● **PAGE EXTRACT**
Also not knowing anything about soccer were Hollywood’s Ryan Reynolds and Rob McElhenney. Which was why they bought non-league Wrexham FC and then made a wry docudrama about their adventures in team ownership, Welcome to Wrexham (Disney+). Cockles were warmed across the world, though if Hollywood wants some gripping drama it should go all in and put Will Smith in charge of the Mayo senior football team. Forget Welcome to Wrexham – what about Becalmed In Ballina? You can watch Welcome to Wrexham here
Derry Girls
As Ireland was saying goodbye to the Sally Rooney TV phenomenon, it also bid farewell to Lisa McGee’s Derry Girls (Channel 4), which bowed out with a heartfelt finale and a cameo from Chelsea Clinton. Then came the surreal afterword, when Martin Scorsese revealed he’d been bingeing on McGee’s tale of school girls navigating a world of nosy nuns, sectarian strife and 1990s pop. Stay tuned for Francis Ford Coppola outing himself as a keen watcher of Nationwide. You can watch Derry Girls here
Peaky Blinders
Another big adieu was from Cillian Murphy in Peaky Blinders (BBC One). Steven Knight’s stylised portrayal of mid-20th century Birmingham gangsters has become madly beloved by the sort of people who wear drooping moustaches and listen to the rock band Idles. Alas, in the final season, not even Murphy’s best efforts as maverick mobster Tommy Shelby could save the day. The series departed with a whimper as Tommy faked his death and slopes off into the great beyond (he’ll be back for a rumoured movie). You can watch Peaky Blinders here
This Is Going to Hurt
If Peaky Blinders prioritised swagger over human drama, the opposite could be said of Ben Whishaw’s This Is Going to Hurt (BBC One). Adapted from former junior doctor Adam McKay’s memoir it depicted the British health system as chronically dysfunctional and forever teetering on the brink. It made for sobering viewing, especially for Irish viewers, whose horrified thoughts will have strayed towards a potential remake set in Ireland revolving around the HSE (“This Is Going To Hurt – and Cost You an Arm and a Leg”). You can watch This Is Going to Hurt here
House of the Dragon vs The Rings of Power
Beyond Dublin’s chichi hinterlands and Britpop-era Derry, the story of TV in 2022 was of bloated budgets and boundless blockbusters. The year’s biggest cage fight took place in August when Game of Thrones prequel House of the Dragon (Sky Atlantic) went up against Amazon’s $1 billion Lord of the Rings spin-off, The Rings Of Power (Amazon Prime Video).

● **DATA SECTION**
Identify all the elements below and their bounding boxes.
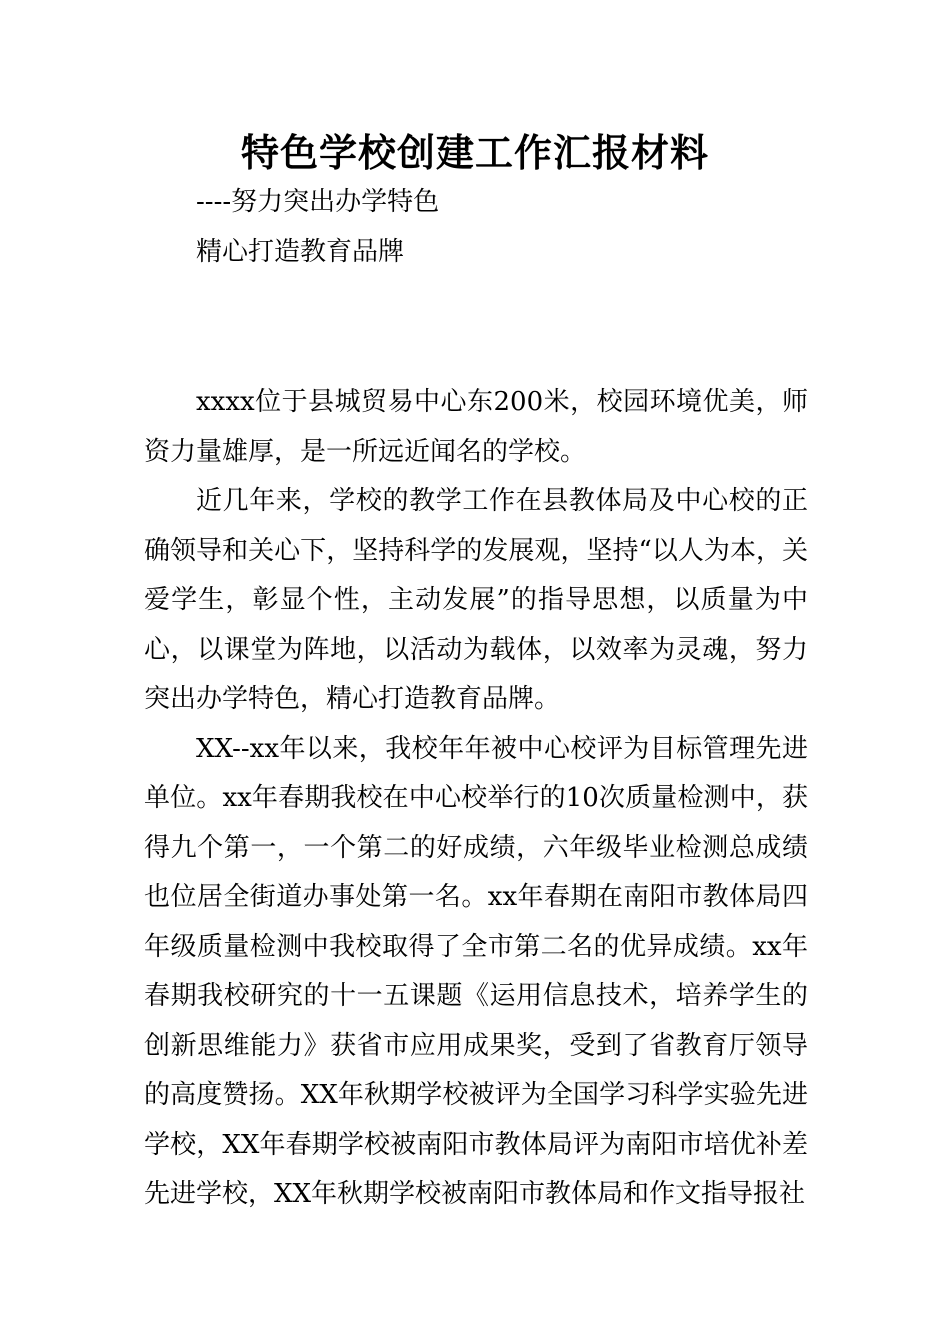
document-subtitle-line-1: ----努力突出办学特色 <box>196 187 440 217</box>
document-title: 特色学校创建工作汇报材料 <box>240 130 709 175</box>
body-paragraph-guidance: 近几年来，学校的教学工作在县教体局及中心校的正确领导和关心下，坚持科学的发展观，坚持“以人为本，关爱学生，彰显个性，主动发展”的指导思想，以质量为中心，以课堂为阵地，以活动为载体，以效率为灵魂，努力突出办学特色，精心打造教育品牌。 <box>144 486 808 714</box>
document-subtitle-line-2: 精心打造教育品牌 <box>196 237 405 267</box>
body-paragraph-intro: xxxx位于县城贸易中心东200米，校园环境优美，师资力量雄厚，是一所远近闻名的学校。 <box>144 387 808 467</box>
body-paragraph-achievements: XX--xx年以来，我校年年被中心校评为目标管理先进单位。xx年春期我校在中心校举行的10次质量检测中，获得九个第一，一个第二的好成绩，六年级毕业检测总成绩也位居全街道办事处第一名。xx年春期在南阳市教体局四年级质量检测中我校取得了全市第二名的优异成绩。xx年春期我校研究的十一五课题《运用信息技术，培养学生的创新思维能力》获省市应用成果奖，受到了省教育厅领导的高度赞扬。XX年秋期学校被评为全国学习科学实验先进学校，XX年春期学校被南阳市教体局评为南阳市培优补差先进学校，XX年秋期学校被南阳市教体局和作文指导报社 <box>144 733 808 1209</box>
document-body <box>144 378 808 1220</box>
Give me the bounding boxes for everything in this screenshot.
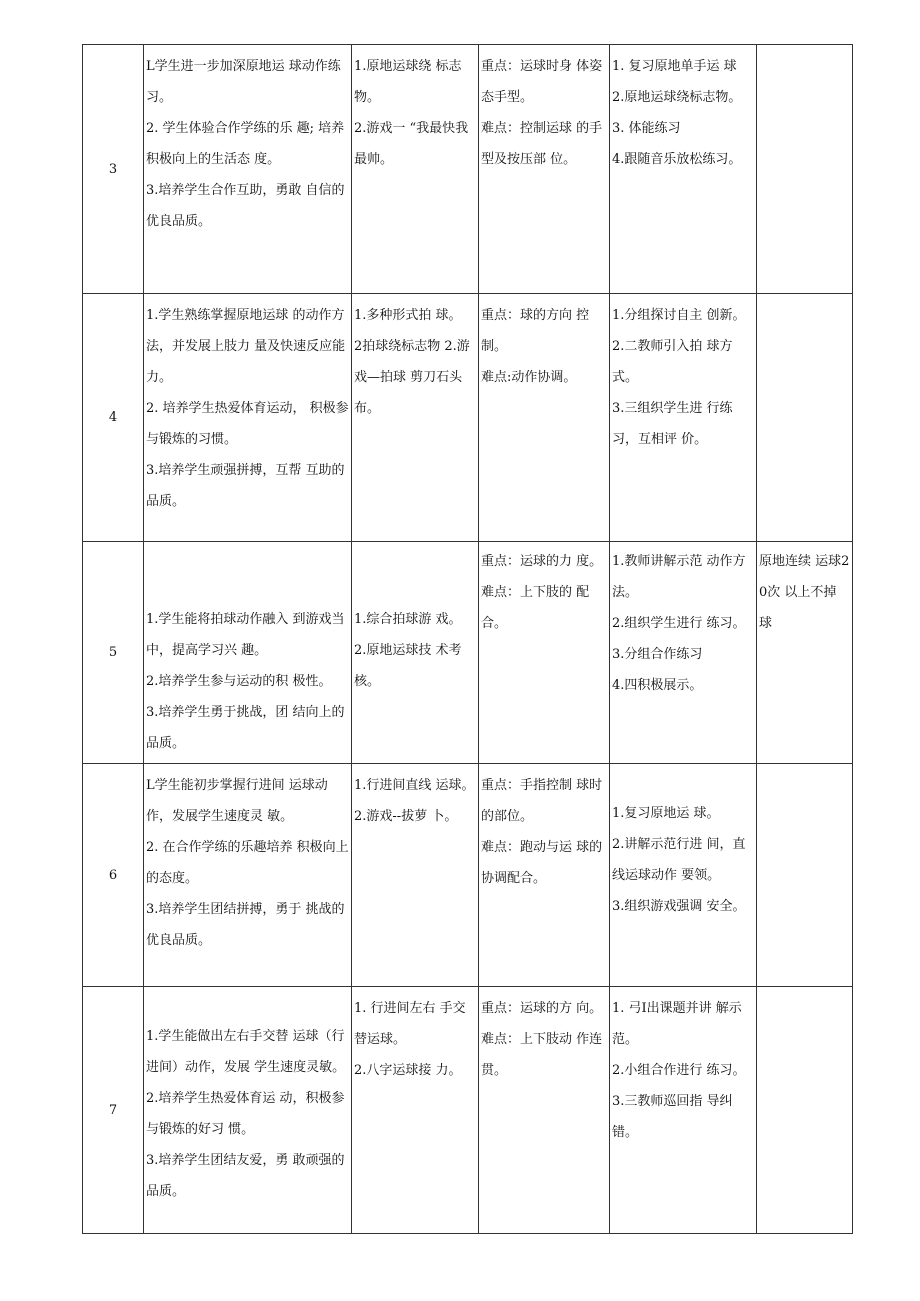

● **OBJECTIVE**
Decide whether each statement agrees with the TV review, answering yes or no and quoting the exact words of the review that settle it: 1. Derry Girls was shown on Channel 4. 2. House of the Dragon went up against The Rings of Power in August. 3. Ryan Reynolds and Rob McElhenney bought a Premier League club. The listing has no connection to the TV review.

● **PROBLEM SOLUTION**
1. Yes: "Lisa McGee’s Derry Girls (Channel 4)"
2. Yes: "The year’s biggest cage fight took place in August when Game of Thrones prequel House of the Dragon (Sky Atlantic) went up against Amazon’s $1 billion Lord of the Rings spin-off, The Rings Of Power (Amazon Prime Video)."
3. No: "they bought non-league Wrexham FC"